* Challenge:
Return all the entries exactly, keeping pictures out.

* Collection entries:
++++++++

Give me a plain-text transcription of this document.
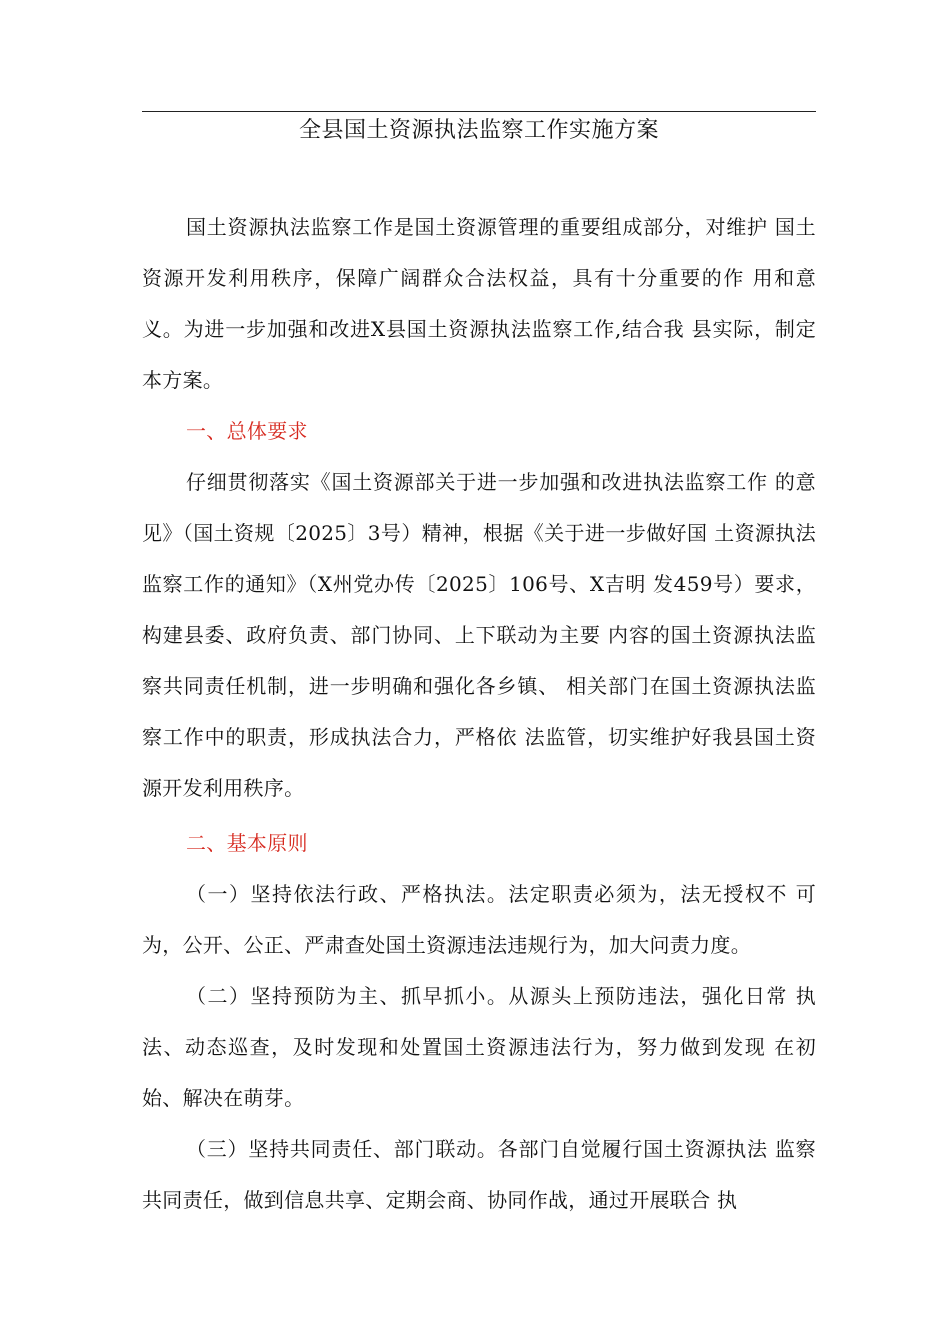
全县国土资源执法监察工作实施方案

国土资源执法监察工作是国土资源管理的重要组成部分，对维护 国土资源开发利用秩序，保障广阔群众合法权益，具有十分重要的作 用和意义。为进一步加强和改进X县国土资源执法监察工作,结合我 县实际，制定本方案。

一、总体要求

仔细贯彻落实《国土资源部关于进一步加强和改进执法监察工作 的意见》（国土资规〔2025〕3号）精神，根据《关于进一步做好国 土资源执法监察工作的通知》（X州党办传〔2025〕106号、X吉明 发459号）要求，构建县委、政府负责、部门协同、上下联动为主要 内容的国土资源执法监察共同责任机制，进一步明确和强化各乡镇、 相关部门在国土资源执法监察工作中的职责，形成执法合力，严格依 法监管，切实维护好我县国土资源开发利用秩序。

二、基本原则

（一）坚持依法行政、严格执法。法定职责必须为，法无授权不 可为，公开、公正、严肃查处国土资源违法违规行为，加大问责力度。

（二）坚持预防为主、抓早抓小。从源头上预防违法，强化日常 执法、动态巡查，及时发现和处置国土资源违法行为，努力做到发现 在初始、解决在萌芽。

（三）坚持共同责任、部门联动。各部门自觉履行国土资源执法 监察共同责任，做到信息共享、定期会商、协同作战，通过开展联合 执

++++++++

* Solution to this problem:
Give me a plain-text transcription of this document.
全县国土资源执法监察工作实施方案

国土资源执法监察工作是国土资源管理的重要组成部分，对维护 国土资源开发利用秩序，保障广阔群众合法权益，具有十分重要的作 用和意义。为进一步加强和改进X县国土资源执法监察工作,结合我 县实际，制定本方案。

一、总体要求

仔细贯彻落实《国土资源部关于进一步加强和改进执法监察工作 的意见》（国土资规〔2025〕3号）精神，根据《关于进一步做好国 土资源执法监察工作的通知》（X州党办传〔2025〕106号、X吉明 发459号）要求，构建县委、政府负责、部门协同、上下联动为主要 内容的国土资源执法监察共同责任机制，进一步明确和强化各乡镇、 相关部门在国土资源执法监察工作中的职责，形成执法合力，严格依 法监管，切实维护好我县国土资源开发利用秩序。

二、基本原则

（一）坚持依法行政、严格执法。法定职责必须为，法无授权不 可为，公开、公正、严肃查处国土资源违法违规行为，加大问责力度。

（二）坚持预防为主、抓早抓小。从源头上预防违法，强化日常 执法、动态巡查，及时发现和处置国土资源违法行为，努力做到发现 在初始、解决在萌芽。

（三）坚持共同责任、部门联动。各部门自觉履行国土资源执法 监察共同责任，做到信息共享、定期会商、协同作战，通过开展联合 执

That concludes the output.